• [The task] Search the data for the string "أخرى" and gather each line it is in.
— Begin Supplied records —
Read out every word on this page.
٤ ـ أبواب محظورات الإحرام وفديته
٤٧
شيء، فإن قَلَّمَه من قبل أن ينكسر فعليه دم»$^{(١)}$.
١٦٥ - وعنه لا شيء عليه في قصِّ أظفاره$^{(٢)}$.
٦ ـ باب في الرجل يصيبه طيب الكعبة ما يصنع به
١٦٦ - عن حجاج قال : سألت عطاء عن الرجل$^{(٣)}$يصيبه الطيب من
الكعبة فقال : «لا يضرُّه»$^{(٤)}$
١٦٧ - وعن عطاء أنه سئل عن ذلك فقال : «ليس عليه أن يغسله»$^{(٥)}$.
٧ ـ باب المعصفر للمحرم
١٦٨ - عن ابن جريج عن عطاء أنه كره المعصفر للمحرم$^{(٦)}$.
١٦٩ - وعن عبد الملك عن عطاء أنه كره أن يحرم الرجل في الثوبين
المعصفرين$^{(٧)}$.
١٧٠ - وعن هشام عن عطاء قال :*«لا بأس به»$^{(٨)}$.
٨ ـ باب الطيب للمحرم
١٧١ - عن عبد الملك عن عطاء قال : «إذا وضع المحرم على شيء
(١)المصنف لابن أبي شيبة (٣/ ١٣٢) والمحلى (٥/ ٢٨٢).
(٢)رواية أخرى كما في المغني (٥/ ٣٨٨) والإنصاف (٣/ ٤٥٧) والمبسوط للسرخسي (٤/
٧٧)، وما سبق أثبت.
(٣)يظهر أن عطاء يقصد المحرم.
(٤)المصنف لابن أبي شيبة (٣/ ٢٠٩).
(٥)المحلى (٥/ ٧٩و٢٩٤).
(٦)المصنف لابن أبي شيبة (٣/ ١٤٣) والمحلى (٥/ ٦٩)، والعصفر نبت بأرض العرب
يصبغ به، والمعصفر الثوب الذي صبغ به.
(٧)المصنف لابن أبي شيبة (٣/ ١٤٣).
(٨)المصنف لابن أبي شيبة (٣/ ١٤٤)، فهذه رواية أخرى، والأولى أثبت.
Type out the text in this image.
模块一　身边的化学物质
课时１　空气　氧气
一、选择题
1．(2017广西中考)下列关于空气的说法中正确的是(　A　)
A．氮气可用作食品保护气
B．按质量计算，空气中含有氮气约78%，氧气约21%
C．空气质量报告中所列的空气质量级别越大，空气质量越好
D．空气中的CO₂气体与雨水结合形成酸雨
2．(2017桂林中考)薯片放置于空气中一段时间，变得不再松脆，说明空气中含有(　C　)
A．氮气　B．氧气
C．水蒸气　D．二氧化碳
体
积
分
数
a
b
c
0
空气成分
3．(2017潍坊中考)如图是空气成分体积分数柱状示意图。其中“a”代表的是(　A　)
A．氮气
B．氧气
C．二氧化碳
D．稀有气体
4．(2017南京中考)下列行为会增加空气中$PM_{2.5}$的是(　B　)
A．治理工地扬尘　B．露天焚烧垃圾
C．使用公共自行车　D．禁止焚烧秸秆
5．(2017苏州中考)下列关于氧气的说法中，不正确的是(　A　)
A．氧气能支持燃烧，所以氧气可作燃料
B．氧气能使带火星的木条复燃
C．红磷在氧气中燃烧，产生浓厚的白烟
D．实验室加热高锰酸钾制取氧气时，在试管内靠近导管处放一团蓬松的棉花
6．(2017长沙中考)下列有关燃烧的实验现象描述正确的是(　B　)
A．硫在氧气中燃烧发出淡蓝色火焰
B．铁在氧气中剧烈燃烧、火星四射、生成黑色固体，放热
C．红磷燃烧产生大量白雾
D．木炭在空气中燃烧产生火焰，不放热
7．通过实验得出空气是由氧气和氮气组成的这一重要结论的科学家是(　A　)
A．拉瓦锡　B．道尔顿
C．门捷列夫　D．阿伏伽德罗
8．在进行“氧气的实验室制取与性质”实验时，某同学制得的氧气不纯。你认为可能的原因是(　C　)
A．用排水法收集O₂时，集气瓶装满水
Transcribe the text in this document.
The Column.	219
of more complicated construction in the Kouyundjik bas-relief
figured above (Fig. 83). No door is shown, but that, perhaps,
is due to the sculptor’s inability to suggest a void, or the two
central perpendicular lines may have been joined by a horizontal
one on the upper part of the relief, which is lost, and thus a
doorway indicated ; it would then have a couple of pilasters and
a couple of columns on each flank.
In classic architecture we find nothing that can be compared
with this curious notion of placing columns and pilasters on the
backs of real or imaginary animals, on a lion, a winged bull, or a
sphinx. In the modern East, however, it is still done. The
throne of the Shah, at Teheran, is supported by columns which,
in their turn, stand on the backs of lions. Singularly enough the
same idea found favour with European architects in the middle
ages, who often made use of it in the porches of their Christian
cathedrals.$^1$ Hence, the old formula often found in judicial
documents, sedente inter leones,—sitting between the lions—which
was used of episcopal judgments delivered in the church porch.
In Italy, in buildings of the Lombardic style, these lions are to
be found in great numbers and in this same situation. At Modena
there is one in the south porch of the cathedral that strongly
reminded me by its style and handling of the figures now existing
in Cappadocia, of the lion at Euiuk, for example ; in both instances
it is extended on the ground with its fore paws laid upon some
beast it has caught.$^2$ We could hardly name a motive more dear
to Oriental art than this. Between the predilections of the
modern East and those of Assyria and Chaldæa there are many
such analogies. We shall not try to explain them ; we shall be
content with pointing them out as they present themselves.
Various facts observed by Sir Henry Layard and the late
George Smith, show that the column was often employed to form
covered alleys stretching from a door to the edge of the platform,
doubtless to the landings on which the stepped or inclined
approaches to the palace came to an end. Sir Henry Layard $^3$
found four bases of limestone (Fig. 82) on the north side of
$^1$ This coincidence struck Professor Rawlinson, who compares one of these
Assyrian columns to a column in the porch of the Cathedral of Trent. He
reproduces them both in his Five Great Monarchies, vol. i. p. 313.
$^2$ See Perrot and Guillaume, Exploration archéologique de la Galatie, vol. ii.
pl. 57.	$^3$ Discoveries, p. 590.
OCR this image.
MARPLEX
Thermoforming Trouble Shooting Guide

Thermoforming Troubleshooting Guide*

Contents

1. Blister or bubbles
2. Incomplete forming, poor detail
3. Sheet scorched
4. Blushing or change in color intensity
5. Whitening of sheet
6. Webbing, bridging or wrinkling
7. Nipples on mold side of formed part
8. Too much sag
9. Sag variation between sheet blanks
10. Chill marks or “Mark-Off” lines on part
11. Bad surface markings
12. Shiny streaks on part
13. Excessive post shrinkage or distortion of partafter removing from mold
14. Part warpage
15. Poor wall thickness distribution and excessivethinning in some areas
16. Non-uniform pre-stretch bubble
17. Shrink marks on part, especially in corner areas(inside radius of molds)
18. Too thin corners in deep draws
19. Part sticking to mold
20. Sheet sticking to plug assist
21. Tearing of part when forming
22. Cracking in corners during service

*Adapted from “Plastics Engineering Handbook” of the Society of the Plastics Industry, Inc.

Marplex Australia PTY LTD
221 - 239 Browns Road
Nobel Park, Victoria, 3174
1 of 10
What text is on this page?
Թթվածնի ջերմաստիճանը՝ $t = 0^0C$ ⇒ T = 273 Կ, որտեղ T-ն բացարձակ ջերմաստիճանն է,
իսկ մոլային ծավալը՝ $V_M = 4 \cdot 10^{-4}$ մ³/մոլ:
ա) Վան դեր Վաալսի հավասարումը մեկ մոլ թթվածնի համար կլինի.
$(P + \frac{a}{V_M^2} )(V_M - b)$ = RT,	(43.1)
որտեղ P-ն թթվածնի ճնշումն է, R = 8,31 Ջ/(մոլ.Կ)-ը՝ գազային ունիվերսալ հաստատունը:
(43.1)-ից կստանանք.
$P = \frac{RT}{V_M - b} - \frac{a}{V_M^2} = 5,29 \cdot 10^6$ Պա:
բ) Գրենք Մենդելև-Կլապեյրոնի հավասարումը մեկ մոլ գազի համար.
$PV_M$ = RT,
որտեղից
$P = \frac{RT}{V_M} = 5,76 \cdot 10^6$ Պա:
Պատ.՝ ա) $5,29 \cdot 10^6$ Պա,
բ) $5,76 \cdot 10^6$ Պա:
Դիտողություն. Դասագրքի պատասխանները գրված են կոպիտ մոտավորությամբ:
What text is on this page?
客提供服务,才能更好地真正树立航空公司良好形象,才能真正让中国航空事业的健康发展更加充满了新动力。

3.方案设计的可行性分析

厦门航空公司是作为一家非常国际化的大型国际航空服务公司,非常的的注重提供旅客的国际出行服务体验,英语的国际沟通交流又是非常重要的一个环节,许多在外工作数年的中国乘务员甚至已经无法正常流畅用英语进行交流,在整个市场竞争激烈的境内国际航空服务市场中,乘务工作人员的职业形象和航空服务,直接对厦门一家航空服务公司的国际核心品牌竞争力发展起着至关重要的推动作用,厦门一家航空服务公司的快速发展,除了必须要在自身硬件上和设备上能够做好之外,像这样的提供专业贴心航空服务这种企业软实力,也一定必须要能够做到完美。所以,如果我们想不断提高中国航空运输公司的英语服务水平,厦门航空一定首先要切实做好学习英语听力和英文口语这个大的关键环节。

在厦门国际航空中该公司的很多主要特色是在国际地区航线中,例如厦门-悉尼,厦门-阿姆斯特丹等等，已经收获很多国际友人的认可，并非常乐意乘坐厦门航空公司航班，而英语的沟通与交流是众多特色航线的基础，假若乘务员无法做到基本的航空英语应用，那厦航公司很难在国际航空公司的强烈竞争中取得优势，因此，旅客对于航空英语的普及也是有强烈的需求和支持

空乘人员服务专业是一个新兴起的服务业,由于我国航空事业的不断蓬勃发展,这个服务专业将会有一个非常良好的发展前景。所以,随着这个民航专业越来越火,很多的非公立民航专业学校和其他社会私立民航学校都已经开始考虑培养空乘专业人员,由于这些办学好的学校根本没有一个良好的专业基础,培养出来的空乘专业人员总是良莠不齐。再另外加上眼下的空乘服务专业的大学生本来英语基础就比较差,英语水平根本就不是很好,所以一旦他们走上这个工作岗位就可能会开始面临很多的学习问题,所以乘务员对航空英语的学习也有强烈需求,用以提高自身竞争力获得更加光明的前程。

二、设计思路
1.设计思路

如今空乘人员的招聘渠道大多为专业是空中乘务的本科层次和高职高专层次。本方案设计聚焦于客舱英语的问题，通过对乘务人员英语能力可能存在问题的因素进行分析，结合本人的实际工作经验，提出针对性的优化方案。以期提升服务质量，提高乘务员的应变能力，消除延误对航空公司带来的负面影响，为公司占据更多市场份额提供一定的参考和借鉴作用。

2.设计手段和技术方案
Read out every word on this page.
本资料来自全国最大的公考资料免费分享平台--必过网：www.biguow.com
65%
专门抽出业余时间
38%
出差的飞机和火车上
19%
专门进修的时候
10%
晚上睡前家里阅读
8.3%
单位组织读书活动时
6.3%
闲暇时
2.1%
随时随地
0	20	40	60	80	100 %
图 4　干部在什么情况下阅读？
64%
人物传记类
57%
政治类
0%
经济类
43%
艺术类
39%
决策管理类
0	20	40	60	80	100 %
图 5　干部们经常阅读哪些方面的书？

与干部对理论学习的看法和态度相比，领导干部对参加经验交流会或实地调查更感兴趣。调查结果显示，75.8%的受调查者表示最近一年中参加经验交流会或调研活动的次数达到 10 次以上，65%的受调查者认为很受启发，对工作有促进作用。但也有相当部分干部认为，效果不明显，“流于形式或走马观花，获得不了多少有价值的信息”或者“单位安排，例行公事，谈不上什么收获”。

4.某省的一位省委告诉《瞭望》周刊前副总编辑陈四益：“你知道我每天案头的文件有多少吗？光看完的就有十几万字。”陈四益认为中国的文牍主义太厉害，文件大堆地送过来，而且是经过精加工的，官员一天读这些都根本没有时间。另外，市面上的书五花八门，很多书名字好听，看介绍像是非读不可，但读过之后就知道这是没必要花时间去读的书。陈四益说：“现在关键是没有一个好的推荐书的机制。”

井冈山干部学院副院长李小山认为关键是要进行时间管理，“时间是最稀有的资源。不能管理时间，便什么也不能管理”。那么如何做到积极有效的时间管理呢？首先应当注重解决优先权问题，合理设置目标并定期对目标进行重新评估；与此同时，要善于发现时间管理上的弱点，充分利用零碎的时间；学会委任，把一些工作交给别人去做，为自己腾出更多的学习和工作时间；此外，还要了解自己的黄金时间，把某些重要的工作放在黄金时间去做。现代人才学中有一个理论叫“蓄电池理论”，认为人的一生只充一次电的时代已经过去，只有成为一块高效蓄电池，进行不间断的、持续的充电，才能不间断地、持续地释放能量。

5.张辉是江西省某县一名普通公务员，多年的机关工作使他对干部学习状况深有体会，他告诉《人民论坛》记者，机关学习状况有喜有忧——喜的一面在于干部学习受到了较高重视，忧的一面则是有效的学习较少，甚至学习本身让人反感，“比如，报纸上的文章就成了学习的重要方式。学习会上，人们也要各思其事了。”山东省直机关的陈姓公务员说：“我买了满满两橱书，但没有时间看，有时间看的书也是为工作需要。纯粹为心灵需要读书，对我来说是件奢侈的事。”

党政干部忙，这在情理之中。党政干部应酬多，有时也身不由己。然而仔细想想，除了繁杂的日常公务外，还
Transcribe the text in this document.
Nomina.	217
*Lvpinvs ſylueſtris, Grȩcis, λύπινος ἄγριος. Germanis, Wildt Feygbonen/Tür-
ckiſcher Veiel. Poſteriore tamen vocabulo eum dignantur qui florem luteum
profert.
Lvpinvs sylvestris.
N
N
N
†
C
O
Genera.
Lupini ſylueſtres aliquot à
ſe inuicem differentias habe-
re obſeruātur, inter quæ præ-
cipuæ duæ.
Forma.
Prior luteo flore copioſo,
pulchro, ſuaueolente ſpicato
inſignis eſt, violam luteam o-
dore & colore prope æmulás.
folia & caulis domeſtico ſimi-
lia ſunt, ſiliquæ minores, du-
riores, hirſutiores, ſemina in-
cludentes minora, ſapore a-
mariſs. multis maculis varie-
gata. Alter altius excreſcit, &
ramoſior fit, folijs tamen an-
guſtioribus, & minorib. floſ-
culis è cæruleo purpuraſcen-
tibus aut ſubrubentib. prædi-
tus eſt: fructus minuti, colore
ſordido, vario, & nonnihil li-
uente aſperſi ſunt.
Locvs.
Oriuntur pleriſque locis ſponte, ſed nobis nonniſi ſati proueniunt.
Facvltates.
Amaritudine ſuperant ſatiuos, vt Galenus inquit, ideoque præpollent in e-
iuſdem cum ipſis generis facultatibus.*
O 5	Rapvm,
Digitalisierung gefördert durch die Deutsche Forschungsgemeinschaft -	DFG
— End Supplied records —
• [Solution for this exercise]
(٢)رواية أخرى كما في المغني (٥/ ٣٨٨) والإنصاف (٣/ ٤٥٧) والمبسوط للسرخسي (٤/
(٨)المصنف لابن أبي شيبة (٣/ ١٤٤)، فهذه رواية أخرى، والأولى أثبت.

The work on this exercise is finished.